:: CHALLENGE ::
Leave out any picture and return the remaining listing below exactly as given.

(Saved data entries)
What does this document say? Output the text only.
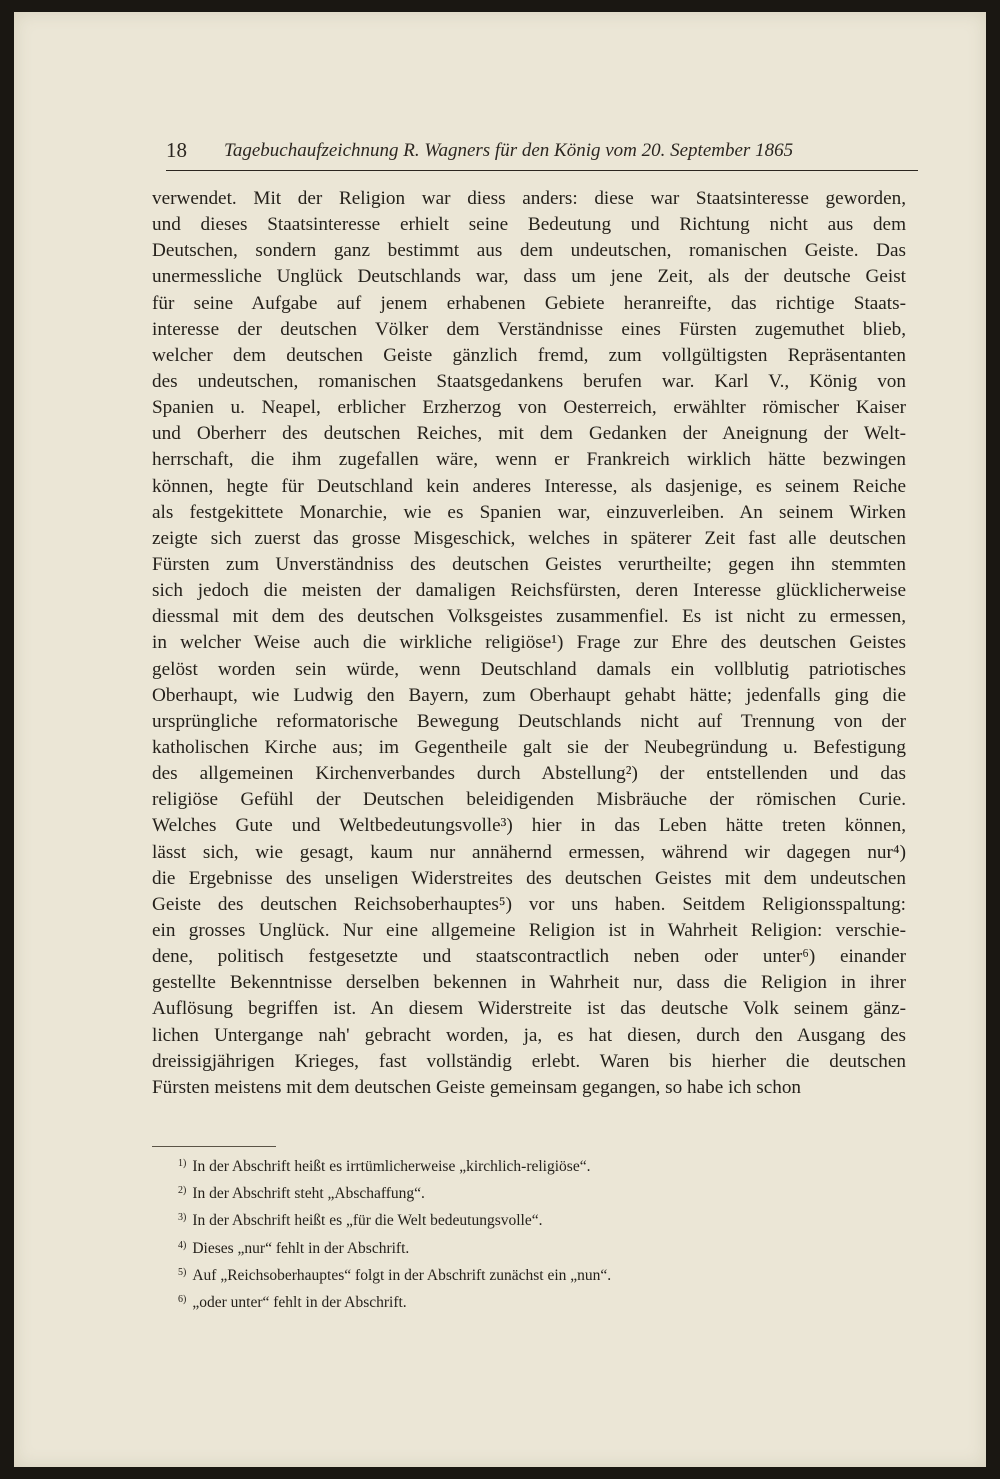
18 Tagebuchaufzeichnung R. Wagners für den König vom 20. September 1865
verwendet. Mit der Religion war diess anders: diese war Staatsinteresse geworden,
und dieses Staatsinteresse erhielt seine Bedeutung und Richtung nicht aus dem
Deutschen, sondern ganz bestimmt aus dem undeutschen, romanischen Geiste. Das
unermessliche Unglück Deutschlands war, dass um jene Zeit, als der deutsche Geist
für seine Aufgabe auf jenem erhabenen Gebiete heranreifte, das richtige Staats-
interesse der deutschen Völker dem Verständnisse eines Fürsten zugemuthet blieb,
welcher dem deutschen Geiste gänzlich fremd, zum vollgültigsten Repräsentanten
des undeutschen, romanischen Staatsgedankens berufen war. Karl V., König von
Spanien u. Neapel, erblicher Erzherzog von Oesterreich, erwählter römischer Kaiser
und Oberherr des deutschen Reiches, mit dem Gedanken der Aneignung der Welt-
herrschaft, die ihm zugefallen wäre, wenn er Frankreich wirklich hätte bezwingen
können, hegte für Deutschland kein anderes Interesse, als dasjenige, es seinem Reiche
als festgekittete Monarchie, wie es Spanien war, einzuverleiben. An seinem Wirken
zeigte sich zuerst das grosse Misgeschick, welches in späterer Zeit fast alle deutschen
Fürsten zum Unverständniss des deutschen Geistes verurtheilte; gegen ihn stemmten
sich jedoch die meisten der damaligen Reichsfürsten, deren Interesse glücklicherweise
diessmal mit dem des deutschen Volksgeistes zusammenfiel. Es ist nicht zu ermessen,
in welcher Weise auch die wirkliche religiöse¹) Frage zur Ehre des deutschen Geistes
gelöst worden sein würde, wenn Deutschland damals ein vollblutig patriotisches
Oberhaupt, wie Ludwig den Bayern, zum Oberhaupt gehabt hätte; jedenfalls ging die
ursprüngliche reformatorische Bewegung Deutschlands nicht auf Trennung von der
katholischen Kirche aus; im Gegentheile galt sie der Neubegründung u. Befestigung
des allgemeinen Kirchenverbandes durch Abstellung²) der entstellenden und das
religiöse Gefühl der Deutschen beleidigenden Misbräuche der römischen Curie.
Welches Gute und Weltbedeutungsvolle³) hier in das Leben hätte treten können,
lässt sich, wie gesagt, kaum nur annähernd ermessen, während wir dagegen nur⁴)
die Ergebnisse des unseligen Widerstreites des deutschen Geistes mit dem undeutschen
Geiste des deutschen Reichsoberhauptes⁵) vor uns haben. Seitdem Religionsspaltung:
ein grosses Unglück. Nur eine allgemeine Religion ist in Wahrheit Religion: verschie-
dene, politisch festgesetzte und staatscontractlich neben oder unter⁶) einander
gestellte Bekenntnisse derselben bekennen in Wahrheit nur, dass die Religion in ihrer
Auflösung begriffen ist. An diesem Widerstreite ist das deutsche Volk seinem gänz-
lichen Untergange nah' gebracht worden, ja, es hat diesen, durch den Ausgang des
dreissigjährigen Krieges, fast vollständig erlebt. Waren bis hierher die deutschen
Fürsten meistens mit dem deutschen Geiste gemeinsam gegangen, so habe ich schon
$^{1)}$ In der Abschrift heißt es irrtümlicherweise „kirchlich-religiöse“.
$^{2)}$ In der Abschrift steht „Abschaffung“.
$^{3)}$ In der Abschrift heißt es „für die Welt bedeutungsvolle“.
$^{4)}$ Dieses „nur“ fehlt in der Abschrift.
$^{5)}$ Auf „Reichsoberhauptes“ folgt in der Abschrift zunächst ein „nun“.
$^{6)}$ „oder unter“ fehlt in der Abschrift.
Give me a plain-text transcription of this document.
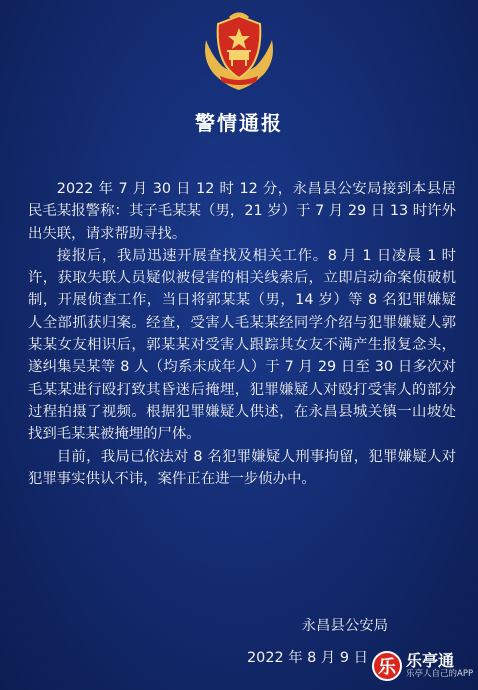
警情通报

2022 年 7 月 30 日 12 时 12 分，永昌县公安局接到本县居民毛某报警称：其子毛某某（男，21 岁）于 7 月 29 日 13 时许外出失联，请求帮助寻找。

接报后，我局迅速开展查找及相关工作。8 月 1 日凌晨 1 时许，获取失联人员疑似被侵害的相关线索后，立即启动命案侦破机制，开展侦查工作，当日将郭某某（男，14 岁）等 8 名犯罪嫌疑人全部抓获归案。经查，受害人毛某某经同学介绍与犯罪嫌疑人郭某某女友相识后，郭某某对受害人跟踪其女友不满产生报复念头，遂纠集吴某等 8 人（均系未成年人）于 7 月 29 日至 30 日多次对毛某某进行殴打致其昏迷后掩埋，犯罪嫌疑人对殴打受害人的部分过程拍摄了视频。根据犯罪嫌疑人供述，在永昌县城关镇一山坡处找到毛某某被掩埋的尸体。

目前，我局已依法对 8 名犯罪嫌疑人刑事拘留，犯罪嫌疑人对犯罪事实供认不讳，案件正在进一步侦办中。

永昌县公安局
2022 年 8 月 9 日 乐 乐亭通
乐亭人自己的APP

:: TASK OUTPUT ::
What does this document say? Output the text only.
18 Tagebuchaufzeichnung R. Wagners für den König vom 20. September 1865
verwendet. Mit der Religion war diess anders: diese war Staatsinteresse geworden,
und dieses Staatsinteresse erhielt seine Bedeutung und Richtung nicht aus dem
Deutschen, sondern ganz bestimmt aus dem undeutschen, romanischen Geiste. Das
unermessliche Unglück Deutschlands war, dass um jene Zeit, als der deutsche Geist
für seine Aufgabe auf jenem erhabenen Gebiete heranreifte, das richtige Staats-
interesse der deutschen Völker dem Verständnisse eines Fürsten zugemuthet blieb,
welcher dem deutschen Geiste gänzlich fremd, zum vollgültigsten Repräsentanten
des undeutschen, romanischen Staatsgedankens berufen war. Karl V., König von
Spanien u. Neapel, erblicher Erzherzog von Oesterreich, erwählter römischer Kaiser
und Oberherr des deutschen Reiches, mit dem Gedanken der Aneignung der Welt-
herrschaft, die ihm zugefallen wäre, wenn er Frankreich wirklich hätte bezwingen
können, hegte für Deutschland kein anderes Interesse, als dasjenige, es seinem Reiche
als festgekittete Monarchie, wie es Spanien war, einzuverleiben. An seinem Wirken
zeigte sich zuerst das grosse Misgeschick, welches in späterer Zeit fast alle deutschen
Fürsten zum Unverständniss des deutschen Geistes verurtheilte; gegen ihn stemmten
sich jedoch die meisten der damaligen Reichsfürsten, deren Interesse glücklicherweise
diessmal mit dem des deutschen Volksgeistes zusammenfiel. Es ist nicht zu ermessen,
in welcher Weise auch die wirkliche religiöse¹) Frage zur Ehre des deutschen Geistes
gelöst worden sein würde, wenn Deutschland damals ein vollblutig patriotisches
Oberhaupt, wie Ludwig den Bayern, zum Oberhaupt gehabt hätte; jedenfalls ging die
ursprüngliche reformatorische Bewegung Deutschlands nicht auf Trennung von der
katholischen Kirche aus; im Gegentheile galt sie der Neubegründung u. Befestigung
des allgemeinen Kirchenverbandes durch Abstellung²) der entstellenden und das
religiöse Gefühl der Deutschen beleidigenden Misbräuche der römischen Curie.
Welches Gute und Weltbedeutungsvolle³) hier in das Leben hätte treten können,
lässt sich, wie gesagt, kaum nur annähernd ermessen, während wir dagegen nur⁴)
die Ergebnisse des unseligen Widerstreites des deutschen Geistes mit dem undeutschen
Geiste des deutschen Reichsoberhauptes⁵) vor uns haben. Seitdem Religionsspaltung:
ein grosses Unglück. Nur eine allgemeine Religion ist in Wahrheit Religion: verschie-
dene, politisch festgesetzte und staatscontractlich neben oder unter⁶) einander
gestellte Bekenntnisse derselben bekennen in Wahrheit nur, dass die Religion in ihrer
Auflösung begriffen ist. An diesem Widerstreite ist das deutsche Volk seinem gänz-
lichen Untergange nah' gebracht worden, ja, es hat diesen, durch den Ausgang des
dreissigjährigen Krieges, fast vollständig erlebt. Waren bis hierher die deutschen
Fürsten meistens mit dem deutschen Geiste gemeinsam gegangen, so habe ich schon
$^{1)}$ In der Abschrift heißt es irrtümlicherweise „kirchlich-religiöse“.
$^{2)}$ In der Abschrift steht „Abschaffung“.
$^{3)}$ In der Abschrift heißt es „für die Welt bedeutungsvolle“.
$^{4)}$ Dieses „nur“ fehlt in der Abschrift.
$^{5)}$ Auf „Reichsoberhauptes“ folgt in der Abschrift zunächst ein „nun“.
$^{6)}$ „oder unter“ fehlt in der Abschrift.
Give me a plain-text transcription of this document.
警情通报

2022 年 7 月 30 日 12 时 12 分，永昌县公安局接到本县居民毛某报警称：其子毛某某（男，21 岁）于 7 月 29 日 13 时许外出失联，请求帮助寻找。

接报后，我局迅速开展查找及相关工作。8 月 1 日凌晨 1 时许，获取失联人员疑似被侵害的相关线索后，立即启动命案侦破机制，开展侦查工作，当日将郭某某（男，14 岁）等 8 名犯罪嫌疑人全部抓获归案。经查，受害人毛某某经同学介绍与犯罪嫌疑人郭某某女友相识后，郭某某对受害人跟踪其女友不满产生报复念头，遂纠集吴某等 8 人（均系未成年人）于 7 月 29 日至 30 日多次对毛某某进行殴打致其昏迷后掩埋，犯罪嫌疑人对殴打受害人的部分过程拍摄了视频。根据犯罪嫌疑人供述，在永昌县城关镇一山坡处找到毛某某被掩埋的尸体。

目前，我局已依法对 8 名犯罪嫌疑人刑事拘留，犯罪嫌疑人对犯罪事实供认不讳，案件正在进一步侦办中。

永昌县公安局
2022 年 8 月 9 日 乐 乐亭通
乐亭人自己的APP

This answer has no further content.